━━━ AVAILABLE DATA

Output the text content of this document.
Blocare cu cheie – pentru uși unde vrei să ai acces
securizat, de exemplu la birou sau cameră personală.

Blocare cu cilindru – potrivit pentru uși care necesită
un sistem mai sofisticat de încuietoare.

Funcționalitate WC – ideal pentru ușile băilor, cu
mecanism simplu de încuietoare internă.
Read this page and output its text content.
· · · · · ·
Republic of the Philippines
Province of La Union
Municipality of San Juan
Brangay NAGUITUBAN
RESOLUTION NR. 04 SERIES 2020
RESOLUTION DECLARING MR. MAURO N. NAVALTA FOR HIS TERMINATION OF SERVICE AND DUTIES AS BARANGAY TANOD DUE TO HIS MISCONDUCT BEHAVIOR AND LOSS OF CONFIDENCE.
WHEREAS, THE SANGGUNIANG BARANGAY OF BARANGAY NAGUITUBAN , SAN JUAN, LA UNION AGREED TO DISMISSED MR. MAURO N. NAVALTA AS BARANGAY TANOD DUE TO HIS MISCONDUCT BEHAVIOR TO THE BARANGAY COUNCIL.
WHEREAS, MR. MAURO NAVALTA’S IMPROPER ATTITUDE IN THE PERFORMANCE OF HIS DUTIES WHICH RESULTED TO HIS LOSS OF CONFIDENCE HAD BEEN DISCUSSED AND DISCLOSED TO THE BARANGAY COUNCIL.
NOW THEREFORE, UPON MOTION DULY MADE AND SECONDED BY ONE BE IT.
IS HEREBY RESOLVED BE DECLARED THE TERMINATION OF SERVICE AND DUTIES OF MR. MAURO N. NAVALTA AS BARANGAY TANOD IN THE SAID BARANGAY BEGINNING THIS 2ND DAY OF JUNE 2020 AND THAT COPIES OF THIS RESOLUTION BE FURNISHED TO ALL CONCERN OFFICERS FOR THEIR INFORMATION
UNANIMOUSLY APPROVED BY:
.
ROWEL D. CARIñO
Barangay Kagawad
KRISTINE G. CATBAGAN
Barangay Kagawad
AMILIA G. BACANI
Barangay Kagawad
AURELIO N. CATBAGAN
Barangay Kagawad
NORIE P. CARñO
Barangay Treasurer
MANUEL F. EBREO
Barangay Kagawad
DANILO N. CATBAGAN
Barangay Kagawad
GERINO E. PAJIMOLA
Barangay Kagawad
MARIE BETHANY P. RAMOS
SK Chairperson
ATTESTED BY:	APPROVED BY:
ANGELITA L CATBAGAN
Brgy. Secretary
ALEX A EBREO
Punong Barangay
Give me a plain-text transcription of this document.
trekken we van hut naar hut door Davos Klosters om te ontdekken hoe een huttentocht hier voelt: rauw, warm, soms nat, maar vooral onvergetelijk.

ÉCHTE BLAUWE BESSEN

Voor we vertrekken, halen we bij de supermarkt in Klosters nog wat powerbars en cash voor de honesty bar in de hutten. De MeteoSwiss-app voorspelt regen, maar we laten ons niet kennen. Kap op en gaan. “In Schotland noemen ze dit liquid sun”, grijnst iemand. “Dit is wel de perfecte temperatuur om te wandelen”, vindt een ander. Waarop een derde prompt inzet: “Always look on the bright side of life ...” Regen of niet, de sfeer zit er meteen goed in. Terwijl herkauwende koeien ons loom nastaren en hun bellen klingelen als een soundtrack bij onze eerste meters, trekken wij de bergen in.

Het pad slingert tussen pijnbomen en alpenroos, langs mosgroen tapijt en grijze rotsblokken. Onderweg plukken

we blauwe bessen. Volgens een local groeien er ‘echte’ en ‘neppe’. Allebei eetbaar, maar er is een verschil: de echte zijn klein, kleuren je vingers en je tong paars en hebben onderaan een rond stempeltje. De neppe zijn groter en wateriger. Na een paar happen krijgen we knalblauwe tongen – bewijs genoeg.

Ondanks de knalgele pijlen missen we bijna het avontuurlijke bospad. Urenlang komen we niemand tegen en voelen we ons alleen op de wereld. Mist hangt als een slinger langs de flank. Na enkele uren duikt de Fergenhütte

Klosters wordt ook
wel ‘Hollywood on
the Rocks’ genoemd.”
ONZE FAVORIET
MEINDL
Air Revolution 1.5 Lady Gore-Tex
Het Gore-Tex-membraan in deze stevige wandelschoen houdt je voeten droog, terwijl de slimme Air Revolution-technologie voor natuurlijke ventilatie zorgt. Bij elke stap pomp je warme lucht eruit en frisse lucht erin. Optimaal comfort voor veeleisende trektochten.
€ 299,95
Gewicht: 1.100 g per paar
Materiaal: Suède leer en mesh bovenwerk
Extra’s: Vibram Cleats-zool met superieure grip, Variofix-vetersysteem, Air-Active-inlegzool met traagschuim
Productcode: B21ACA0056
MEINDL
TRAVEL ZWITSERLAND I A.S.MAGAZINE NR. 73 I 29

━━━━━━

## WRITTEN TASK
Reproduce the full listing exactly.

## COMPLETED TASK
Output the text content of this document.
Blocare cu cheie – pentru uși unde vrei să ai acces
securizat, de exemplu la birou sau cameră personală.

Blocare cu cilindru – potrivit pentru uși care necesită
un sistem mai sofisticat de încuietoare.

Funcționalitate WC – ideal pentru ușile băilor, cu
mecanism simplu de încuietoare internă.
Read this page and output its text content.
· · · · · ·
Republic of the Philippines
Province of La Union
Municipality of San Juan
Brangay NAGUITUBAN
RESOLUTION NR. 04 SERIES 2020
RESOLUTION DECLARING MR. MAURO N. NAVALTA FOR HIS TERMINATION OF SERVICE AND DUTIES AS BARANGAY TANOD DUE TO HIS MISCONDUCT BEHAVIOR AND LOSS OF CONFIDENCE.
WHEREAS, THE SANGGUNIANG BARANGAY OF BARANGAY NAGUITUBAN , SAN JUAN, LA UNION AGREED TO DISMISSED MR. MAURO N. NAVALTA AS BARANGAY TANOD DUE TO HIS MISCONDUCT BEHAVIOR TO THE BARANGAY COUNCIL.
WHEREAS, MR. MAURO NAVALTA’S IMPROPER ATTITUDE IN THE PERFORMANCE OF HIS DUTIES WHICH RESULTED TO HIS LOSS OF CONFIDENCE HAD BEEN DISCUSSED AND DISCLOSED TO THE BARANGAY COUNCIL.
NOW THEREFORE, UPON MOTION DULY MADE AND SECONDED BY ONE BE IT.
IS HEREBY RESOLVED BE DECLARED THE TERMINATION OF SERVICE AND DUTIES OF MR. MAURO N. NAVALTA AS BARANGAY TANOD IN THE SAID BARANGAY BEGINNING THIS 2ND DAY OF JUNE 2020 AND THAT COPIES OF THIS RESOLUTION BE FURNISHED TO ALL CONCERN OFFICERS FOR THEIR INFORMATION
UNANIMOUSLY APPROVED BY:
.
ROWEL D. CARIñO
Barangay Kagawad
KRISTINE G. CATBAGAN
Barangay Kagawad
AMILIA G. BACANI
Barangay Kagawad
AURELIO N. CATBAGAN
Barangay Kagawad
NORIE P. CARñO
Barangay Treasurer
MANUEL F. EBREO
Barangay Kagawad
DANILO N. CATBAGAN
Barangay Kagawad
GERINO E. PAJIMOLA
Barangay Kagawad
MARIE BETHANY P. RAMOS
SK Chairperson
ATTESTED BY:	APPROVED BY:
ANGELITA L CATBAGAN
Brgy. Secretary
ALEX A EBREO
Punong Barangay
Give me a plain-text transcription of this document.
trekken we van hut naar hut door Davos Klosters om te ontdekken hoe een huttentocht hier voelt: rauw, warm, soms nat, maar vooral onvergetelijk.

ÉCHTE BLAUWE BESSEN

Voor we vertrekken, halen we bij de supermarkt in Klosters nog wat powerbars en cash voor de honesty bar in de hutten. De MeteoSwiss-app voorspelt regen, maar we laten ons niet kennen. Kap op en gaan. “In Schotland noemen ze dit liquid sun”, grijnst iemand. “Dit is wel de perfecte temperatuur om te wandelen”, vindt een ander. Waarop een derde prompt inzet: “Always look on the bright side of life ...” Regen of niet, de sfeer zit er meteen goed in. Terwijl herkauwende koeien ons loom nastaren en hun bellen klingelen als een soundtrack bij onze eerste meters, trekken wij de bergen in.

Het pad slingert tussen pijnbomen en alpenroos, langs mosgroen tapijt en grijze rotsblokken. Onderweg plukken

we blauwe bessen. Volgens een local groeien er ‘echte’ en ‘neppe’. Allebei eetbaar, maar er is een verschil: de echte zijn klein, kleuren je vingers en je tong paars en hebben onderaan een rond stempeltje. De neppe zijn groter en wateriger. Na een paar happen krijgen we knalblauwe tongen – bewijs genoeg.

Ondanks de knalgele pijlen missen we bijna het avontuurlijke bospad. Urenlang komen we niemand tegen en voelen we ons alleen op de wereld. Mist hangt als een slinger langs de flank. Na enkele uren duikt de Fergenhütte

Klosters wordt ook
wel ‘Hollywood on
the Rocks’ genoemd.”
ONZE FAVORIET
MEINDL
Air Revolution 1.5 Lady Gore-Tex
Het Gore-Tex-membraan in deze stevige wandelschoen houdt je voeten droog, terwijl de slimme Air Revolution-technologie voor natuurlijke ventilatie zorgt. Bij elke stap pomp je warme lucht eruit en frisse lucht erin. Optimaal comfort voor veeleisende trektochten.
€ 299,95
Gewicht: 1.100 g per paar
Materiaal: Suède leer en mesh bovenwerk
Extra’s: Vibram Cleats-zool met superieure grip, Variofix-vetersysteem, Air-Active-inlegzool met traagschuim
Productcode: B21ACA0056
MEINDL
TRAVEL ZWITSERLAND I A.S.MAGAZINE NR. 73 I 29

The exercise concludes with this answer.